- WHAT YOU WILL DO -
Write the next part of the discussion thread about reconstructing faces from voice recordings, picking up after its final comment.

- SUPPLIED PASSAGE -
Absolutely fascinating/terrifying (why do those always come in pairs with AI research?) but I think it's also interesting to use this to make some assumptions about how human brains work. When I hear a voice, I kinda have an idea what the person would look like. I can't really explain it, but there's definitely some assumptions I can make about age, weight – gender is easy but even within that, a deeper voice easily makes me think of more stereotypically male facial features. The model is also slightly racist (as we all are) so if I hear an Asian language, well, I might picture an Asian person.

So, basically, a lot of this stuff is actually likely happening right now in our brain. A lot of crazy complicated stuff, happening entirely subconsciously and never having been tested before because doing so empirically is somewhere between incredibly tedious and impossible.

How is it racist to think of an asian person when you hear something with a typically asian pronunciation?

For a quick overview, I found the Github page to be more useful: https://speech2face.github.io

Cool, but this seems like a very fancy age, race and gender approximator.

I wonder if the NSA has an in-house version already.

I found this scary from the perspective of it's use by Law Enforcement. There have already been serious misuses of facial recognition software by LE, including using celebrity pictures as a query [1] because a witness described a perpetrator as looking like that celebrity. From the perspective of someone familiar with machine learning, this is a terrible misuse that is likely to lead to wrongful arrests. I can easily imagine LE using Speech2Face software to extract a facial reconstruction from a recording, then feeding this reconstruction into facial recognition software, not understanding how this will WILDLY propagate error. I'm not against industry use of machine learning, but this software has the propensity for extreme misuse.

1. https://www.washingtonpost.com/technology/2019/05/16/police-...

I may have slept better tonight not having know about this.

I'm underwhelmed.

It fits age, sex, ethnicity and face shape.

The part it does well is age, sex and ethnicity. It's not really surprising that voice can give those away. Most people can guess those correctly from a voice sample.

Face shape is the interesting part, and in my opinion it doesn't do that very well at all. I wouldn't recognise any of those people from their reconstructed images.

I like how having a goatee correlates sufficiently with the way you speak for a neural network to learn it.

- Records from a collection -
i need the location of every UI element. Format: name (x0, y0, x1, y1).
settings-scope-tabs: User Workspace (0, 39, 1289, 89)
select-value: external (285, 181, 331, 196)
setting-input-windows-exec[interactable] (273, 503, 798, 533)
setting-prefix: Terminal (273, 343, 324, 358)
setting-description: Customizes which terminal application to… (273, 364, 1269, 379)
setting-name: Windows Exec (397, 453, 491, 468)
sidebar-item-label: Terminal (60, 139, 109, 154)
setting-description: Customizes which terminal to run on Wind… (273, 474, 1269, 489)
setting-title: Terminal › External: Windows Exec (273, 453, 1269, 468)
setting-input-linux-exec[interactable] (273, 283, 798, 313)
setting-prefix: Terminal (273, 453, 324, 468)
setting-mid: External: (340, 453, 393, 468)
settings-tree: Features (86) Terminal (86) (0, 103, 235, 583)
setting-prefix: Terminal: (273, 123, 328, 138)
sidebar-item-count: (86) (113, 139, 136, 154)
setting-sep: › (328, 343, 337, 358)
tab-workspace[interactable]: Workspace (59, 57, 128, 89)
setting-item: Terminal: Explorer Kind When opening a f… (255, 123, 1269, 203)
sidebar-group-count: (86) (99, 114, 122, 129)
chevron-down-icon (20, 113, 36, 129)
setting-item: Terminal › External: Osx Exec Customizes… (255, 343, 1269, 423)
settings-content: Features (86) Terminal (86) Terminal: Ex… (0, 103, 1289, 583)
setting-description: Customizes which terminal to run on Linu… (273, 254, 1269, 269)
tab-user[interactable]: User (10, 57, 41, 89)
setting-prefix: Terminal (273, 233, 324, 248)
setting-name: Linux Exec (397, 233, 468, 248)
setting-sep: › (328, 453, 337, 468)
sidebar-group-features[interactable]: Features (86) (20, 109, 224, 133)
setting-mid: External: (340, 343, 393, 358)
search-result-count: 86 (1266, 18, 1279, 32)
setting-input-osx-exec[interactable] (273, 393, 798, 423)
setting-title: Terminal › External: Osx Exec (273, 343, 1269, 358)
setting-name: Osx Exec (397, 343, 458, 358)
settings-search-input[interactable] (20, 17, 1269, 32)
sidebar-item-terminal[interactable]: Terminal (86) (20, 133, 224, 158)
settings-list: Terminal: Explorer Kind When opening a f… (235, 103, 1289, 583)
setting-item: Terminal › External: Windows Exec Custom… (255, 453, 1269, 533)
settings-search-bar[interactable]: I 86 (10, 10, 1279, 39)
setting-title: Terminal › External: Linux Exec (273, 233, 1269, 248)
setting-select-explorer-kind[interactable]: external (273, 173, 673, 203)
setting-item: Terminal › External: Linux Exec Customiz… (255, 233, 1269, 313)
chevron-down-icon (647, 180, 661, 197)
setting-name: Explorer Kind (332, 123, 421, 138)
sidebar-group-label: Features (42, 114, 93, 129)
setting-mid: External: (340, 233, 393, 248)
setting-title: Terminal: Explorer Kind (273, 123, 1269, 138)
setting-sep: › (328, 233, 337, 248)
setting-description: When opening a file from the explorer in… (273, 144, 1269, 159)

- OUTPUT OF THE TASK -
There is a whole field dedicated to this kind of study, namely sociolinguistics (see [1] for a short summary of the seminal experiment). Sociolinguistics study surface variations in language use that cannot be accounted by dialectology only (i.e. geographical factors) among speakers of the same language. There are clusters among linguistics uses, and it turns out they map to clusters in the space of social practices. For what I have studied of the field (not that much), it seems most of the time the variation is driven by the desire to belong or show you belong to the community of the users of the trait you adopt. It's said to be "inconscious" (pretty much like my masterful ability a handling language), but at the same time the subjects at hand can arrive at the same conclusions with the help of some introspection.

What's uncanny here is that having a goatee doesn't make you belong to any social group you could think of explicitly and enjoy belonging to. I guess the relationship is mostly driven by a mix of physionomical traits (gender + age) and the fact they correlate well to having a goatee (which isn't a tiny class anyway). Or there are indeed "deep" social structures to which we belong and are yet unable to identify.

[1] http://all-about-linguistics.group.shef.ac.uk/branches-of-li...

Edit: there may well be an immense data trove hidden in people's voice. That could be a very useful way to enrich datasets internally a bit like recommendation engines work: if my neighbour speaks like I do, then he must enjoy the same things as I.

Or it could be that a goatee physically influences the sound of the voice in a way that is perceptible to the algorithm. For example, damping transmission through the skin and attenuating reflections off the chin and upper pip.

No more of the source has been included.